## START

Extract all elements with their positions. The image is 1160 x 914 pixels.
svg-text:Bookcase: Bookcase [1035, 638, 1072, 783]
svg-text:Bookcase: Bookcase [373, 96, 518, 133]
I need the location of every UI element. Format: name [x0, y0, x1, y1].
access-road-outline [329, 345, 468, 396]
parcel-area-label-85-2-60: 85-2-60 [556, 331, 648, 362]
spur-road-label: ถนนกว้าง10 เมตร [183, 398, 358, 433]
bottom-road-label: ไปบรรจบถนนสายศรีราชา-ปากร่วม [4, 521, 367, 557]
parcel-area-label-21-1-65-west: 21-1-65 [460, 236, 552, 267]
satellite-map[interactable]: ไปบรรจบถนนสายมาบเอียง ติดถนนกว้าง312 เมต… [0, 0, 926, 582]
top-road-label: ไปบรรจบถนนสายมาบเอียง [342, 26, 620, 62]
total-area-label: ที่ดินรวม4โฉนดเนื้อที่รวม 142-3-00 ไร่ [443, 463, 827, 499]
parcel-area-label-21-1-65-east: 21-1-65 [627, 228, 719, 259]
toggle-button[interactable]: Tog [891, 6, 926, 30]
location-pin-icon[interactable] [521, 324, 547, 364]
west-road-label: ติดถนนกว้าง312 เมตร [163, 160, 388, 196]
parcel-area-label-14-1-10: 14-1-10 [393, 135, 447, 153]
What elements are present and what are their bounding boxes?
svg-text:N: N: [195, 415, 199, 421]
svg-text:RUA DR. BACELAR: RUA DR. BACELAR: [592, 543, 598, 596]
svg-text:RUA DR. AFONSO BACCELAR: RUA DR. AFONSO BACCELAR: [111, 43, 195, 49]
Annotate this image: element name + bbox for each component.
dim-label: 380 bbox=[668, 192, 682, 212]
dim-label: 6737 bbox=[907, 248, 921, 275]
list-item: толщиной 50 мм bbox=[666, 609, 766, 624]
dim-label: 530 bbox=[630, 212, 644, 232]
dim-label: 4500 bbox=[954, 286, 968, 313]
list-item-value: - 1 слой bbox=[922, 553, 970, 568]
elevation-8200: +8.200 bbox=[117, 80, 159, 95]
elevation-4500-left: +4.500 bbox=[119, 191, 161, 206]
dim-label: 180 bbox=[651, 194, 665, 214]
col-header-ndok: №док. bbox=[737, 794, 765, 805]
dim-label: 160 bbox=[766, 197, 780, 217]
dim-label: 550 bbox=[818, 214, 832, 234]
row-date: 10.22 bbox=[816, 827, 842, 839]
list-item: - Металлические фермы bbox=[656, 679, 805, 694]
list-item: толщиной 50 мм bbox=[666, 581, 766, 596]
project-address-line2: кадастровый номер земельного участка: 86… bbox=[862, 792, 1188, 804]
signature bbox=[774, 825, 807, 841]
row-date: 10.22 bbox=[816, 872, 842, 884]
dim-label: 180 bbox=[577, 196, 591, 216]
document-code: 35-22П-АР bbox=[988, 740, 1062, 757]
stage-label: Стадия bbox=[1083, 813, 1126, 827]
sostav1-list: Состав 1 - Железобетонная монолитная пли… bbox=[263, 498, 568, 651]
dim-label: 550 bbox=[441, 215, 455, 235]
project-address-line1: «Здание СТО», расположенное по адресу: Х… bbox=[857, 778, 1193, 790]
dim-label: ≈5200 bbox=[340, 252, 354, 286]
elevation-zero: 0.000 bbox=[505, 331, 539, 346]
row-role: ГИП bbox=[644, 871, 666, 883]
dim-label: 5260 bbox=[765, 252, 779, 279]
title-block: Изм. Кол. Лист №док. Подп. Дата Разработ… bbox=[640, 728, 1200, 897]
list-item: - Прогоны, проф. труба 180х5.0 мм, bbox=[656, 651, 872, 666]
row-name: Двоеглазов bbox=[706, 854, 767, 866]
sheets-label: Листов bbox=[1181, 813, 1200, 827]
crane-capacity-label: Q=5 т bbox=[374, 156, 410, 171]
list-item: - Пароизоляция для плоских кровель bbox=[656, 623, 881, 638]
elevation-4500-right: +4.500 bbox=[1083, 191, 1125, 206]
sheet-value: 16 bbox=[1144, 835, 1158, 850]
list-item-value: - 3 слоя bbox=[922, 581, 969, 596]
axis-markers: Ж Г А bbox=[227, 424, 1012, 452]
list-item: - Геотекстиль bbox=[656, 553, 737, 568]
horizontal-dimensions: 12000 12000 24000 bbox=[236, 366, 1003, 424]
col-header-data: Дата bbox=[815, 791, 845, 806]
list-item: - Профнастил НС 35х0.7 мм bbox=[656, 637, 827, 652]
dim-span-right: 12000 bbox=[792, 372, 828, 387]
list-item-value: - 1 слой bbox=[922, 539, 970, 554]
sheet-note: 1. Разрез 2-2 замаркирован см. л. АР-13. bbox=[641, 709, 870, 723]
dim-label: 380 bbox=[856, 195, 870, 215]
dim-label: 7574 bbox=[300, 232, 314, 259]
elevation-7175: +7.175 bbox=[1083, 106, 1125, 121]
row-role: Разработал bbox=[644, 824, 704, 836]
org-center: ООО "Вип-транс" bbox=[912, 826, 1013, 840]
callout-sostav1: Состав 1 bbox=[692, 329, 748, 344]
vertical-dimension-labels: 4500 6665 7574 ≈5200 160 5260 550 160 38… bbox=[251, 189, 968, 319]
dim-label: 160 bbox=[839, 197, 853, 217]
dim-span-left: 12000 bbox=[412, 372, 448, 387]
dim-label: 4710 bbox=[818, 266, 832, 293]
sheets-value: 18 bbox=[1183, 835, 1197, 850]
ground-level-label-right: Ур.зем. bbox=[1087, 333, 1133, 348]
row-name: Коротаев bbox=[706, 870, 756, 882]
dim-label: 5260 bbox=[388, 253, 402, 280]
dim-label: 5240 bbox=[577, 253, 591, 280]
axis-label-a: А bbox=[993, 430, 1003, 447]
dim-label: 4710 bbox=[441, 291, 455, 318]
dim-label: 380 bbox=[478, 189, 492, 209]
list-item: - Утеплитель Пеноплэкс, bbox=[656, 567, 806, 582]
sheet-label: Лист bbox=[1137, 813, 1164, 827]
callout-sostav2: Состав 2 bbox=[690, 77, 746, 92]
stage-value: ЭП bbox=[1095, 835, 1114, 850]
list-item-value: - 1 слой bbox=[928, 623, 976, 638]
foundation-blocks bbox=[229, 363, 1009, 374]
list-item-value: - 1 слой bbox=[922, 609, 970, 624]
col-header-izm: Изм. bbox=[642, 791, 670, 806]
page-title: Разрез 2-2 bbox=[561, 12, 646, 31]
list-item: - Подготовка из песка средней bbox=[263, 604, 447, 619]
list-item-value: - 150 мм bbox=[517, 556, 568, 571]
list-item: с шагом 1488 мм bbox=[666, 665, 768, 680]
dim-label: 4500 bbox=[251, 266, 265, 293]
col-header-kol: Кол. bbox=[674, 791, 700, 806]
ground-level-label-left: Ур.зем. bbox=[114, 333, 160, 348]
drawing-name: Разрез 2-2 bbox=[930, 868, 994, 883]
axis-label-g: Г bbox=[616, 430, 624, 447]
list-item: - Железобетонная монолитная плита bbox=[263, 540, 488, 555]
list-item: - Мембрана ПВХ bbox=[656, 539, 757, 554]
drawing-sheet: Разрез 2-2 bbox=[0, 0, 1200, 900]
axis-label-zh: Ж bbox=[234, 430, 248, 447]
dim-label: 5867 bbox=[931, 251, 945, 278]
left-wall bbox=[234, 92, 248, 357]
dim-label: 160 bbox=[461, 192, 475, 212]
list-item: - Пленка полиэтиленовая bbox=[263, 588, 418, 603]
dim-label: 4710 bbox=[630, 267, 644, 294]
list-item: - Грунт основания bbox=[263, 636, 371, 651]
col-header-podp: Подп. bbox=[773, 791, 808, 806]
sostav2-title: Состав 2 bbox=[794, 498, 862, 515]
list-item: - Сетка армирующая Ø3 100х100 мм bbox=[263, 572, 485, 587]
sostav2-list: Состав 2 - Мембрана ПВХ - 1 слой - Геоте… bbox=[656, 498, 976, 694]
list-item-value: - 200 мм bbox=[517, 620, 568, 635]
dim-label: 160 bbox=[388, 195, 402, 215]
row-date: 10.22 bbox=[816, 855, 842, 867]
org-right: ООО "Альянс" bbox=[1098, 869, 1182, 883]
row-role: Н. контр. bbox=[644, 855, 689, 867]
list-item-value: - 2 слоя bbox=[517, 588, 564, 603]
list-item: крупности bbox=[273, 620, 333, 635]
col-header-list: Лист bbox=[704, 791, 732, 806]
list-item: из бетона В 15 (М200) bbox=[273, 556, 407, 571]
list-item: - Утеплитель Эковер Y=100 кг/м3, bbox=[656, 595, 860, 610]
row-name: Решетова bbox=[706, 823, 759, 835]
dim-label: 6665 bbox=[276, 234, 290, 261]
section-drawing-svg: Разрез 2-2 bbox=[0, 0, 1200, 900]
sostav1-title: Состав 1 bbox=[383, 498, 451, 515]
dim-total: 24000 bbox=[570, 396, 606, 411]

## END

§ **YOUR GOAL**
From the beginning of the data through the line containing "521, 367, 557]", give each line as an item in a numbered list, without blank lines.

§ **ANSWER FOR THIS EXERCISE**
1. Extract all elements with their positions. The image is 1160 x 914 pixels.
2. svg-text:Bookcase: Bookcase [1035, 638, 1072, 783]
3. svg-text:Bookcase: Bookcase [373, 96, 518, 133]
4. I need the location of every UI element. Format: name [x0, y0, x1, y1].
5. access-road-outline [329, 345, 468, 396]
6. parcel-area-label-85-2-60: 85-2-60 [556, 331, 648, 362]
7. spur-road-label: ถนนกว้าง10 เมตร [183, 398, 358, 433]
8. bottom-road-label: ไปบรรจบถนนสายศรีราชา-ปากร่วม [4, 521, 367, 557]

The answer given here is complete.